Set task: Please list all lines of the material below in which the string "урбанизированные" occurs.

[Part of a data file]
^^^^^^^^^^^^^^^^

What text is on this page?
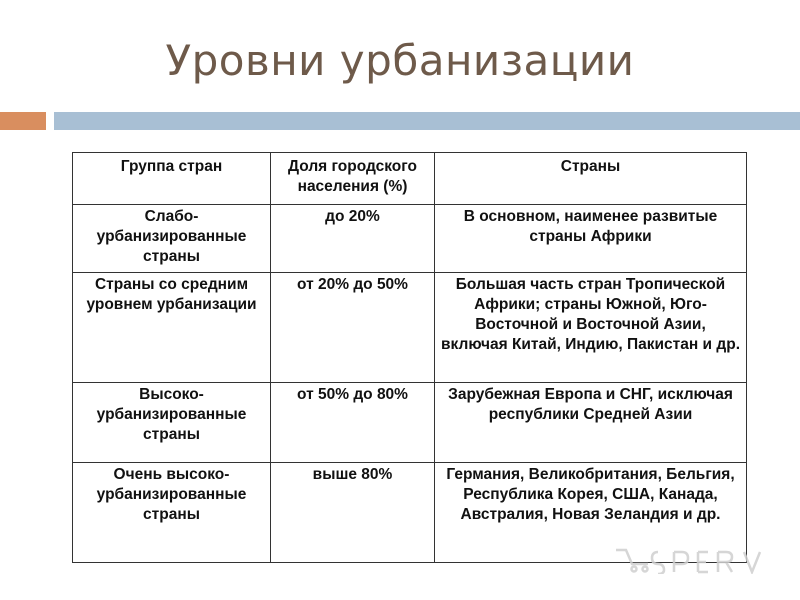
Уровни урбанизации
Группа стран	Доля городского населения (%)	Страны
Слабо-урбанизированные страны	до 20%	В основном, наименее развитые страны Африки
Страны со средним уровнем урбанизации	от 20% до 50%	Большая часть стран Тропической Африки; страны Южной, Юго-Восточной и Восточной Азии, включая Китай, Индию, Пакистан и др.
Высоко-урбанизированные страны	от 50% до 80%	Зарубежная Европа и СНГ, исключая республики Средней Азии
Очень высоко-урбанизированные страны	выше 80%	Германия, Великобритания, Бельгия, Республика Корея, США, Канада, Австралия, Новая Зеландия и др.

^^^^^^^^^^^^^^^^

Response:
Слабо-урбанизированные страны	до 20%	В основном, наименее развитые страны Африки
Высоко-урбанизированные страны	от 50% до 80%	Зарубежная Европа и СНГ, исключая республики Средней Азии
Очень высоко-урбанизированные страны	выше 80%	Германия, Великобритания, Бельгия, Республика Корея, США, Канада, Австралия, Новая Зеландия и др.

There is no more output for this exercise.